[Entries with figure data]
— begin —
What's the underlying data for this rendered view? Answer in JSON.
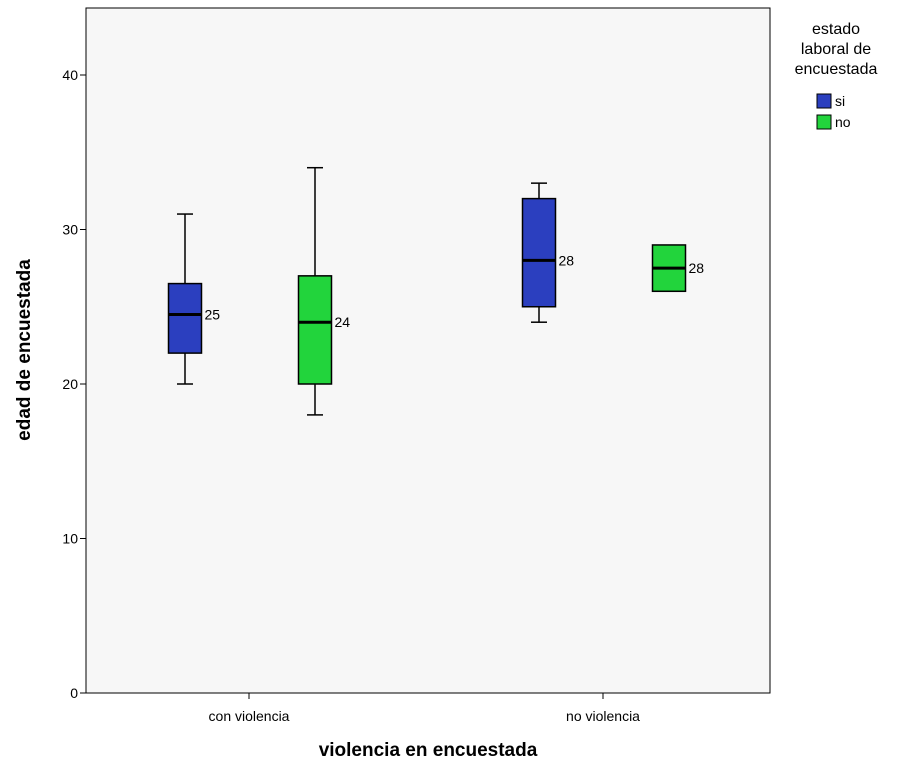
{
  "chart_data": {
    "type": "boxplot",
    "xlabel": "violencia en encuestada",
    "ylabel": "edad de encuestada",
    "ylim": [
      0,
      44
    ],
    "yticks": [
      0,
      10,
      20,
      30,
      40
    ],
    "categories": [
      "con violencia",
      "no violencia"
    ],
    "grid": false,
    "legend": {
      "title": [
        "estado",
        "laboral de",
        "encuestada"
      ],
      "placement": "right",
      "entries": [
        {
          "label": "si",
          "color": "#2b3fbf"
        },
        {
          "label": "no",
          "color": "#22d43c"
        }
      ]
    },
    "series": [
      {
        "name": "si",
        "color": "#2b3fbf",
        "boxes": [
          {
            "category": "con violencia",
            "min": 20,
            "q1": 22,
            "median": 24.5,
            "q3": 26.5,
            "max": 31,
            "label": "25"
          },
          {
            "category": "no violencia",
            "min": 24,
            "q1": 25,
            "median": 28,
            "q3": 32,
            "max": 33,
            "label": "28"
          }
        ]
      },
      {
        "name": "no",
        "color": "#22d43c",
        "boxes": [
          {
            "category": "con violencia",
            "min": 18,
            "q1": 20,
            "median": 24,
            "q3": 27,
            "max": 34,
            "label": "24"
          },
          {
            "category": "no violencia",
            "min": 26,
            "q1": 26,
            "median": 27.5,
            "q3": 29,
            "max": 29,
            "label": "28"
          }
        ]
      }
    ]
  }
}
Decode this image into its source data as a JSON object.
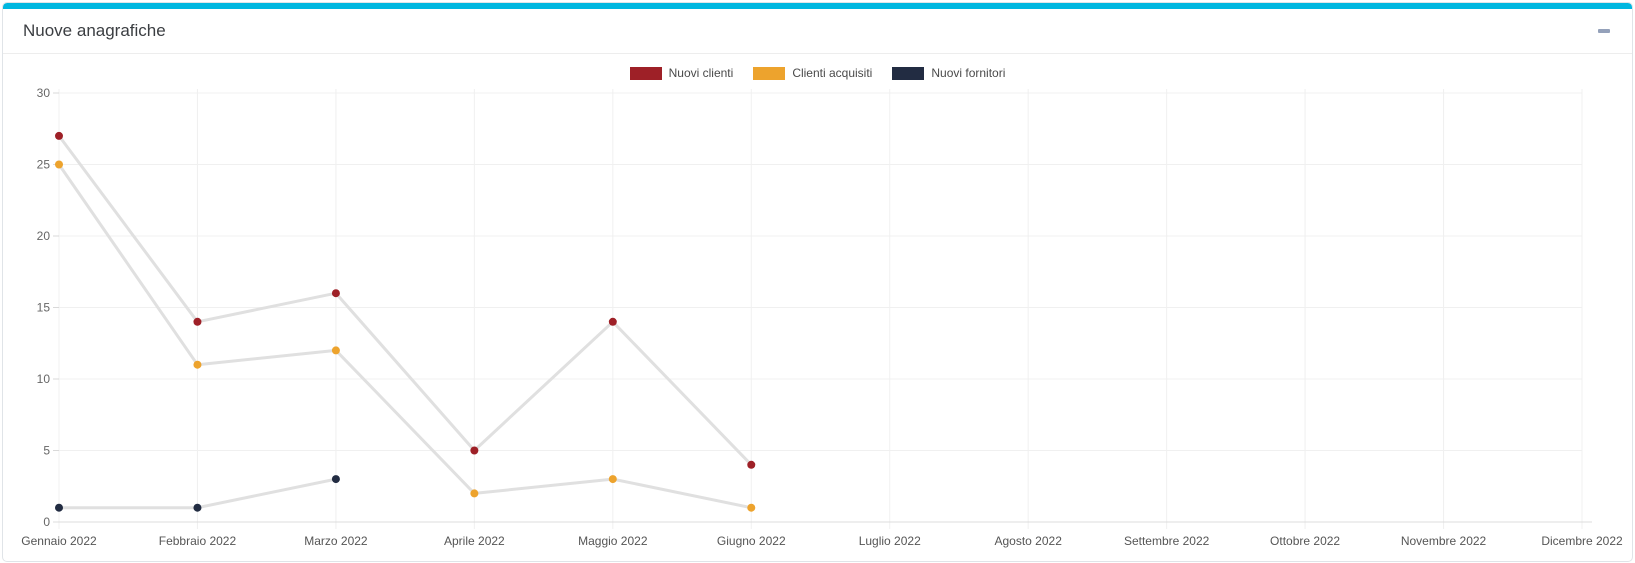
{
  "panel": {
    "title": "Nuove anagrafiche"
  },
  "colors": {
    "accent_bar": "#00b7e0",
    "card_border": "#e0e4e8",
    "collapse_icon": "#94a1ba"
  },
  "chart_data": {
    "type": "line",
    "title": "Nuove anagrafiche",
    "categories": [
      "Gennaio 2022",
      "Febbraio 2022",
      "Marzo 2022",
      "Aprile 2022",
      "Maggio 2022",
      "Giugno 2022",
      "Luglio 2022",
      "Agosto 2022",
      "Settembre 2022",
      "Ottobre 2022",
      "Novembre 2022",
      "Dicembre 2022"
    ],
    "series": [
      {
        "name": "Nuovi clienti",
        "color": "#9e2027",
        "values": [
          27,
          14,
          16,
          5,
          14,
          4,
          null,
          null,
          null,
          null,
          null,
          null
        ]
      },
      {
        "name": "Clienti acquisiti",
        "color": "#eda32d",
        "values": [
          25,
          11,
          12,
          2,
          3,
          1,
          null,
          null,
          null,
          null,
          null,
          null
        ]
      },
      {
        "name": "Nuovi fornitori",
        "color": "#222c42",
        "values": [
          1,
          1,
          3,
          null,
          null,
          null,
          null,
          null,
          null,
          null,
          null,
          null
        ]
      }
    ],
    "ylim": [
      0,
      30
    ],
    "yticks": [
      0,
      5,
      10,
      15,
      20,
      25,
      30
    ],
    "grid": true,
    "legend_position": "top-center",
    "line_color": "#e0e0e0",
    "grid_color": "#f0f0f0",
    "axis_color": "#dcdcdc",
    "tick_color": "#d9d9d9",
    "y_label_color": "#666666",
    "x_label_color": "#555555"
  }
}
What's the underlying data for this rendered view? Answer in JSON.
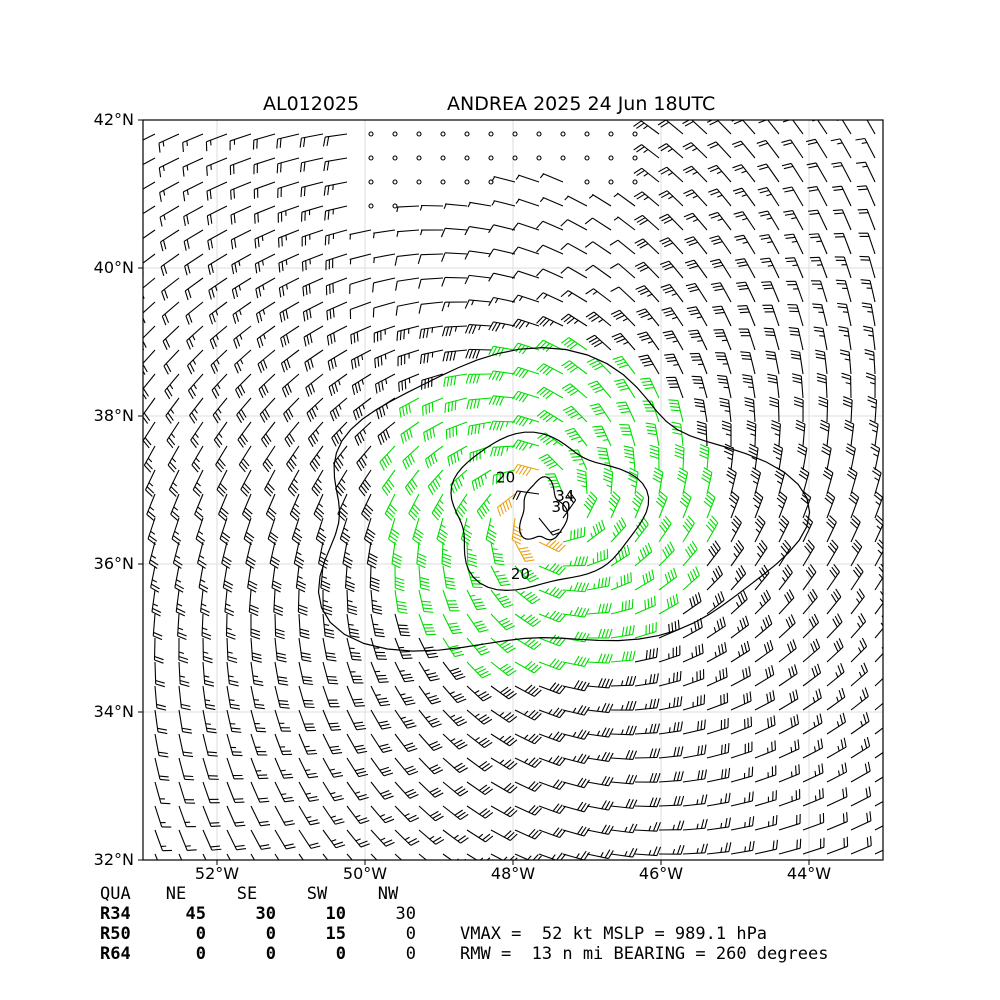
{
  "title": {
    "storm_id": "AL012025",
    "storm_label": "ANDREA 2025 24 Jun 18UTC"
  },
  "map": {
    "lon_range": [
      -53.0,
      -43.0
    ],
    "lat_range": [
      32.0,
      42.0
    ],
    "x_ticks": [
      {
        "lon": -52,
        "label": "52°W"
      },
      {
        "lon": -50,
        "label": "50°W"
      },
      {
        "lon": -48,
        "label": "48°W"
      },
      {
        "lon": -46,
        "label": "46°W"
      },
      {
        "lon": -44,
        "label": "44°W"
      }
    ],
    "y_ticks": [
      {
        "lat": 42,
        "label": "42°N"
      },
      {
        "lat": 40,
        "label": "40°N"
      },
      {
        "lat": 38,
        "label": "38°N"
      },
      {
        "lat": 36,
        "label": "36°N"
      },
      {
        "lat": 34,
        "label": "34°N"
      },
      {
        "lat": 32,
        "label": "32°N"
      }
    ],
    "grid": true,
    "storm_center": {
      "lon": -47.6,
      "lat": 36.7
    },
    "contour_labels": [
      {
        "text": "20",
        "lon": -48.1,
        "lat": 37.1
      },
      {
        "text": "20",
        "lon": -47.9,
        "lat": 35.8
      },
      {
        "text": "30",
        "lon": -47.35,
        "lat": 36.7
      },
      {
        "text": "34",
        "lon": -47.3,
        "lat": 36.85
      }
    ],
    "colors": {
      "barb_default": "#000000",
      "barb_34kt": "#00dd00",
      "barb_50kt": "#e8a317",
      "grid": "#dddddd"
    }
  },
  "wind_radii": {
    "headers": [
      "QUA",
      "NE",
      "SE",
      "SW",
      "NW"
    ],
    "rows": [
      {
        "label": "R34",
        "values": [
          "45",
          "30",
          "10",
          "30"
        ]
      },
      {
        "label": "R50",
        "values": [
          "0",
          "0",
          "15",
          "0"
        ]
      },
      {
        "label": "R64",
        "values": [
          "0",
          "0",
          "0",
          "0"
        ]
      }
    ]
  },
  "summary": {
    "line1": "VMAX =  52 kt MSLP = 989.1 hPa",
    "line2": "RMW =  13 n mi BEARING = 260 degrees"
  }
}
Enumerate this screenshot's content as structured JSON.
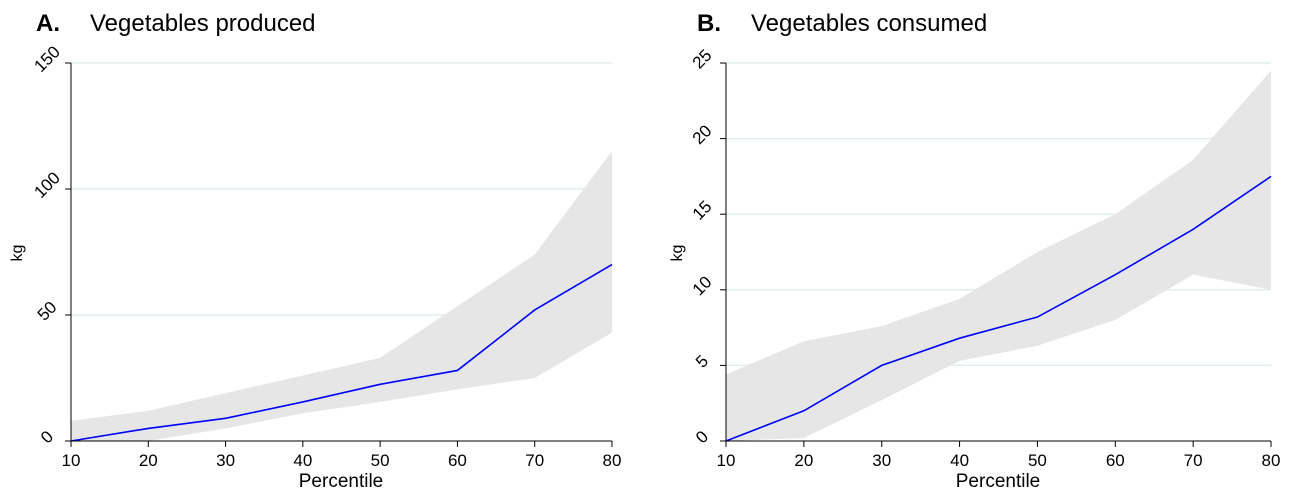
— end —
## Given instruction:
Go through the material above and count the lines that contain "JSON"; answer with the number alone.

## Task output:
4